What is asked
Count lines with the string "ylabel" in them. State the number alone.

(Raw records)
[start]
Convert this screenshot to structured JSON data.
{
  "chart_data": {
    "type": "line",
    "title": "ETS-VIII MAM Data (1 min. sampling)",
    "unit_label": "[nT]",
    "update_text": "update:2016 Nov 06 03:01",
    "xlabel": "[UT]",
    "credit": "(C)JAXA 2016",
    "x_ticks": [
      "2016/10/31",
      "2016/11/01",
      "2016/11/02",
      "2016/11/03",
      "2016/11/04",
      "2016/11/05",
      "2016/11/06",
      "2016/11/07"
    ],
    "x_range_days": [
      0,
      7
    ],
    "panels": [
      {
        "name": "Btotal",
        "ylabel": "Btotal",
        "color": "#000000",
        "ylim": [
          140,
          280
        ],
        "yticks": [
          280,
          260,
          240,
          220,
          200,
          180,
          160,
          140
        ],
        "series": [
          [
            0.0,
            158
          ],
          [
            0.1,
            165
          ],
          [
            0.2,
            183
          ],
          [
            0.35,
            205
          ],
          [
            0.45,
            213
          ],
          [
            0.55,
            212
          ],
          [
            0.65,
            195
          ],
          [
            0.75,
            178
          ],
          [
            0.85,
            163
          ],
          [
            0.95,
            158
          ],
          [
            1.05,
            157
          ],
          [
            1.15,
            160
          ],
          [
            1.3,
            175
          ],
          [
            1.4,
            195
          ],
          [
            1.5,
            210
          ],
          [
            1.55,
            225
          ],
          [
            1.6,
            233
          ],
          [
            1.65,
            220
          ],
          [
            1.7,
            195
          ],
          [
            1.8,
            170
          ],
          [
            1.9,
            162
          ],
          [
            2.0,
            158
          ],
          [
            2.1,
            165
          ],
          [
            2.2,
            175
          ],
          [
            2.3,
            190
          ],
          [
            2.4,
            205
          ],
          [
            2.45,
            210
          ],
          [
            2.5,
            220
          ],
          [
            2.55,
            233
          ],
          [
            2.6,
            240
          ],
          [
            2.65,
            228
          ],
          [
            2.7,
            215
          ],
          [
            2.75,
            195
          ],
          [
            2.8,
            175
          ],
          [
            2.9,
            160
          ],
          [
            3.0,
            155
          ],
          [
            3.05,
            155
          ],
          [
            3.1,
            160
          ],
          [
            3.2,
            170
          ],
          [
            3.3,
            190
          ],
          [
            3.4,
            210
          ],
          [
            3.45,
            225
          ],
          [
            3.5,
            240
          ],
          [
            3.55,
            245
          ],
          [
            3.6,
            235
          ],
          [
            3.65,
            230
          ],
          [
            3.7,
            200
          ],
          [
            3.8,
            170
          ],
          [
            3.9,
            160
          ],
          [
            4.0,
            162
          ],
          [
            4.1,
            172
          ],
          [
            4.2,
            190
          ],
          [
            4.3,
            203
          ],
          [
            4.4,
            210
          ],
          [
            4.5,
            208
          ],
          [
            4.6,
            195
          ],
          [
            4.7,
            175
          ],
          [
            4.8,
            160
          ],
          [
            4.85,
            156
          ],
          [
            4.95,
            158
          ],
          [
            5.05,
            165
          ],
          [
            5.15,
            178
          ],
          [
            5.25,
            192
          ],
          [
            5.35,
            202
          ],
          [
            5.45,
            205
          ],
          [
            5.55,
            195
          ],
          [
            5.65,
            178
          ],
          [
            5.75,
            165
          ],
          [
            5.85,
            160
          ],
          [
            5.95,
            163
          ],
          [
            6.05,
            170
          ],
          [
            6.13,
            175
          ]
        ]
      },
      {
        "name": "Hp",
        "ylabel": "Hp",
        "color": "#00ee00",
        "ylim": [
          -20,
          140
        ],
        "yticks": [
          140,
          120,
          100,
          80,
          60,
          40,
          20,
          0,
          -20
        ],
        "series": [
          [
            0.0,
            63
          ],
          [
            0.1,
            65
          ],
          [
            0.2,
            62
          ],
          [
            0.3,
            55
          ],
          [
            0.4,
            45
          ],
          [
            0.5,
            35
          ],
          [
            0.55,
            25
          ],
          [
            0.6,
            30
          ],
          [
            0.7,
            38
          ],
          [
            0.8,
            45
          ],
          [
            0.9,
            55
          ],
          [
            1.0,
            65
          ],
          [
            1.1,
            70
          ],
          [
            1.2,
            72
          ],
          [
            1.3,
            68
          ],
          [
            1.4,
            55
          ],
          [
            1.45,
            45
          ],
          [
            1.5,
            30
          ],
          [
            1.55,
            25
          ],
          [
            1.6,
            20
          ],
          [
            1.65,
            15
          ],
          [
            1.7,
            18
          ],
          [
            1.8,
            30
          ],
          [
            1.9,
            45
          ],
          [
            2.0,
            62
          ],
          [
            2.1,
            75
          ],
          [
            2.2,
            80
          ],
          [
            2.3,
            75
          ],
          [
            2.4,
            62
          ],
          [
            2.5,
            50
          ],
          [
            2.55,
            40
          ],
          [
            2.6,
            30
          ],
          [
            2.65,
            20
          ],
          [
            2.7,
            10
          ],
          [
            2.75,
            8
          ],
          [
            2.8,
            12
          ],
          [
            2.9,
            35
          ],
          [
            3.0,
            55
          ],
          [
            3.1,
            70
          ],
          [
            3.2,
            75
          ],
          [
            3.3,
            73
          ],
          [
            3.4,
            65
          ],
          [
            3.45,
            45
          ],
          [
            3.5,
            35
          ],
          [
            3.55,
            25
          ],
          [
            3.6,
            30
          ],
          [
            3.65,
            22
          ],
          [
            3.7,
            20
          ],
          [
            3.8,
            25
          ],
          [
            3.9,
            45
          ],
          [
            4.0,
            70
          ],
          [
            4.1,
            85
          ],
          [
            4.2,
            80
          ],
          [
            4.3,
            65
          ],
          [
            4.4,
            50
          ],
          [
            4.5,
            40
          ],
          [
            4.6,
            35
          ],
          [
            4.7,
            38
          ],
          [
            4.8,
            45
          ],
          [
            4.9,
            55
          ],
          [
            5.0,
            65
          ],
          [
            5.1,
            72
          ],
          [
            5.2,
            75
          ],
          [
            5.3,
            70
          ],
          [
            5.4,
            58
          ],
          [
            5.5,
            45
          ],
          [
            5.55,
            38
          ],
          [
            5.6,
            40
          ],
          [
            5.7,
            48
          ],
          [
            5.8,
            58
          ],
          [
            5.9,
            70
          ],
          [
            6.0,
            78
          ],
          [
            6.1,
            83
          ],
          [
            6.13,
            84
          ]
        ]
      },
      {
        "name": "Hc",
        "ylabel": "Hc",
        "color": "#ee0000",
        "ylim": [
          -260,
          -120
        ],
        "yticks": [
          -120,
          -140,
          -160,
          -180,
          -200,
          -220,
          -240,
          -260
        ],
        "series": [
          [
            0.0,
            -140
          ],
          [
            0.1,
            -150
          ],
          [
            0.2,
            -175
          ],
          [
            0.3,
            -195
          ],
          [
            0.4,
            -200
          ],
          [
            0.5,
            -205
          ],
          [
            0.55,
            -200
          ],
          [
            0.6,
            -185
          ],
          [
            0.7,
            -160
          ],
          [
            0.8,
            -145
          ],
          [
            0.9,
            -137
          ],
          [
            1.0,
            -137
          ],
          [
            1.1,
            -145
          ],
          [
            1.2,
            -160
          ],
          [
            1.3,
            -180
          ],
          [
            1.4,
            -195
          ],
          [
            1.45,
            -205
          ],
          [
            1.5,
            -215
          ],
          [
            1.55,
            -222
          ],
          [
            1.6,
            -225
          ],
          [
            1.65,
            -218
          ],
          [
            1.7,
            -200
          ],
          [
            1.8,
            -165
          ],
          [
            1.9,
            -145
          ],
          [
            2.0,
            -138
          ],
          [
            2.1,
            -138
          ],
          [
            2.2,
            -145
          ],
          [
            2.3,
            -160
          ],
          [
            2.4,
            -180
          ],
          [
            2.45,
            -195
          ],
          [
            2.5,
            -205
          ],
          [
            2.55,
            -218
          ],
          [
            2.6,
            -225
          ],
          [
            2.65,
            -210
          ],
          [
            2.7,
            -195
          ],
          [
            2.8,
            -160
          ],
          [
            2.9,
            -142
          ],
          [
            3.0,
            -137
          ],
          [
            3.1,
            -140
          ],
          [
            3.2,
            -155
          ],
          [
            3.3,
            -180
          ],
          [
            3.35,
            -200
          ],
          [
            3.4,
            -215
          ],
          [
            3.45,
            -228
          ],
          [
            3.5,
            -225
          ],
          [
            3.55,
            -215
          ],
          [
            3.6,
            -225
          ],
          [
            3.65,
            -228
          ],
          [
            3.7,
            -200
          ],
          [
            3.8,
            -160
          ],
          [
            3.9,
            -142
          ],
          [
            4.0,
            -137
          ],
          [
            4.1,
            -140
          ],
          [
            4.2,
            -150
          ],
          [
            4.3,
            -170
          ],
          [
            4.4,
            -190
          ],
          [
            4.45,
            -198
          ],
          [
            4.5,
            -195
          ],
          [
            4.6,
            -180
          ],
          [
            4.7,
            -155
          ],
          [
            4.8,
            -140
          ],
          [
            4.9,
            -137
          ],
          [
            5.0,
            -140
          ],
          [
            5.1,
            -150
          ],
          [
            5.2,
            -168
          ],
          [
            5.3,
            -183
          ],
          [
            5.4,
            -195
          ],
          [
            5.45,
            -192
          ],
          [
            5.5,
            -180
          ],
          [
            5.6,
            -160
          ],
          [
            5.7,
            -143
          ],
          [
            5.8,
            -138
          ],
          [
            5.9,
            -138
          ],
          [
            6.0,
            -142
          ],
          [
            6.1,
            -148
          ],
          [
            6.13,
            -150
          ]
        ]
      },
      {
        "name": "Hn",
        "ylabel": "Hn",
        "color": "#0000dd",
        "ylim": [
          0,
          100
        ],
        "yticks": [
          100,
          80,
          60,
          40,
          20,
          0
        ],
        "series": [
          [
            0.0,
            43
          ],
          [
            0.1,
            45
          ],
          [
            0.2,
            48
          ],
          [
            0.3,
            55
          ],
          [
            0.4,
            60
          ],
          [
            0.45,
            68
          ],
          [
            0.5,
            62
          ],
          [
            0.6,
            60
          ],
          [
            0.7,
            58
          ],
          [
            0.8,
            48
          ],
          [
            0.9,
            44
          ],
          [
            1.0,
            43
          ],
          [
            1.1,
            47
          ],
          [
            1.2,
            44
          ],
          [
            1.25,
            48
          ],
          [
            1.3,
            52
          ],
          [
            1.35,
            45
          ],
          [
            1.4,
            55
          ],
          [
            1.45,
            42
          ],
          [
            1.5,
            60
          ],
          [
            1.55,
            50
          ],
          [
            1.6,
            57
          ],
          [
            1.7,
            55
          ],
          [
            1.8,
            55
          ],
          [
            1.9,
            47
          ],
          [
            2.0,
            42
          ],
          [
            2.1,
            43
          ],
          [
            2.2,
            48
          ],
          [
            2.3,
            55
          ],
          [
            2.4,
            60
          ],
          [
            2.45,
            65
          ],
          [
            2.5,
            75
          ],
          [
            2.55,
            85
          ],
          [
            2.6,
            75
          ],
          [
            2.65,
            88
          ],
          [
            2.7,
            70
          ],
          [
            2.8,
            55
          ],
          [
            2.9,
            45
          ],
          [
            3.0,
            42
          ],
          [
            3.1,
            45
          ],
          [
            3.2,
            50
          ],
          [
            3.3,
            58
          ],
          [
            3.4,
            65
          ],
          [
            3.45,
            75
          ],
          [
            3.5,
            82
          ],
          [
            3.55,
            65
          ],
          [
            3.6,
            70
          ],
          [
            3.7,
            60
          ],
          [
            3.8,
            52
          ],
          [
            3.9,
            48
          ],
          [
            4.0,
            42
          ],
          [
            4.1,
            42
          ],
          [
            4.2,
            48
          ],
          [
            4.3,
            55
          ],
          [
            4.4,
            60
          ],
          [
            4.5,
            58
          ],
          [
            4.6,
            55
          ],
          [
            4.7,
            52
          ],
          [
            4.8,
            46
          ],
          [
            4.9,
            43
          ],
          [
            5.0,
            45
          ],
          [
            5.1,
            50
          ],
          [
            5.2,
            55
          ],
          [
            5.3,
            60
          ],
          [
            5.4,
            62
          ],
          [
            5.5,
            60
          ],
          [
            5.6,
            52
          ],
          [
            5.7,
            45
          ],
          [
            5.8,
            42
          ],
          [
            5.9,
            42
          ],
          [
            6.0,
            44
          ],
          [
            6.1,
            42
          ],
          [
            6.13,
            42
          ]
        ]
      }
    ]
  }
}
[end]
Solution to this problem
4